## [Task details]
In the material below, find every line with "負責編寫" and pull it out.

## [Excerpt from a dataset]
* begin *
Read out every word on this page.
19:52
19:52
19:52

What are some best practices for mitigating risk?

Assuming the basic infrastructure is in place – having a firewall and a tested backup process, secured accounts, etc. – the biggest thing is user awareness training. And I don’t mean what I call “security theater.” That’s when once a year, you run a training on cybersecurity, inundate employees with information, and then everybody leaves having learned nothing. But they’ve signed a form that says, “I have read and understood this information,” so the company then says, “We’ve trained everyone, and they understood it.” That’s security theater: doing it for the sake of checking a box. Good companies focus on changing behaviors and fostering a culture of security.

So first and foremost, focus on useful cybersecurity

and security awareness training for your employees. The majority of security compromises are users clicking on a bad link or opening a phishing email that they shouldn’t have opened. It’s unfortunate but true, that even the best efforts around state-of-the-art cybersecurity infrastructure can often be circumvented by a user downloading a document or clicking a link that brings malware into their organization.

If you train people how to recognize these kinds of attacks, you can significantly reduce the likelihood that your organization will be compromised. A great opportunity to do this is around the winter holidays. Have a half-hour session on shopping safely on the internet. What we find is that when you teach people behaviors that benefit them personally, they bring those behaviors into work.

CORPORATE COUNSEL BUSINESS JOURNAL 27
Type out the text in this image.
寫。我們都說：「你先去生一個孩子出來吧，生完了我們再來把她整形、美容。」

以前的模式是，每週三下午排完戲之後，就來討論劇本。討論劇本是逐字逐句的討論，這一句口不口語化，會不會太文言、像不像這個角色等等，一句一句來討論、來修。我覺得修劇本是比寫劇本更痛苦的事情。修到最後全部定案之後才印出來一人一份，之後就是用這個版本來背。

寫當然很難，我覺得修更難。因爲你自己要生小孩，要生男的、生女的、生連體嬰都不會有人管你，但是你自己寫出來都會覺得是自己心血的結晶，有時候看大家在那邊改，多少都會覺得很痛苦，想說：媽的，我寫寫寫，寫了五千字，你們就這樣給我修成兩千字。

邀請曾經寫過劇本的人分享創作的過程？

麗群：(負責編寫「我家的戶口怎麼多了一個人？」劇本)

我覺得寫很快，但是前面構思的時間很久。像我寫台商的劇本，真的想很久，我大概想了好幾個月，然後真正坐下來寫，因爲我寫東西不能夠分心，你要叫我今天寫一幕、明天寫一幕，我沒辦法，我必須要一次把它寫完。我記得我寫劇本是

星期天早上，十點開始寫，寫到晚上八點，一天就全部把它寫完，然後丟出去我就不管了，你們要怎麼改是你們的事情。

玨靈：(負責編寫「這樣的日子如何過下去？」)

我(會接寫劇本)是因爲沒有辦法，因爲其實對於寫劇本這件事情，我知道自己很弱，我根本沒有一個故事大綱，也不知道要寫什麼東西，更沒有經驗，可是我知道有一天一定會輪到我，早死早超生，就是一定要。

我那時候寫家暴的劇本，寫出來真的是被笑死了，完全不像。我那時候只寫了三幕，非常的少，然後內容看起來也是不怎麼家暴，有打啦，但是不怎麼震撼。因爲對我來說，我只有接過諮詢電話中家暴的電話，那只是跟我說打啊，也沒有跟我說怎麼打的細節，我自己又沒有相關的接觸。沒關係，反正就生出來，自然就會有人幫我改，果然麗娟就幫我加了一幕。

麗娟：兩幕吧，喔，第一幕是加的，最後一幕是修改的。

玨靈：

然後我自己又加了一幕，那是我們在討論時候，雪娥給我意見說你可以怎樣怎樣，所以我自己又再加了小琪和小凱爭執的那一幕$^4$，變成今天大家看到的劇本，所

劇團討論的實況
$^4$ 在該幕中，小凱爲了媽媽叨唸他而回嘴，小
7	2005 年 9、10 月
* end *
## [The reply]
麗群：(負責編寫「我家的戶口怎麼多了一個人？」劇本)
玨靈：(負責編寫「這樣的日子如何過下去？」)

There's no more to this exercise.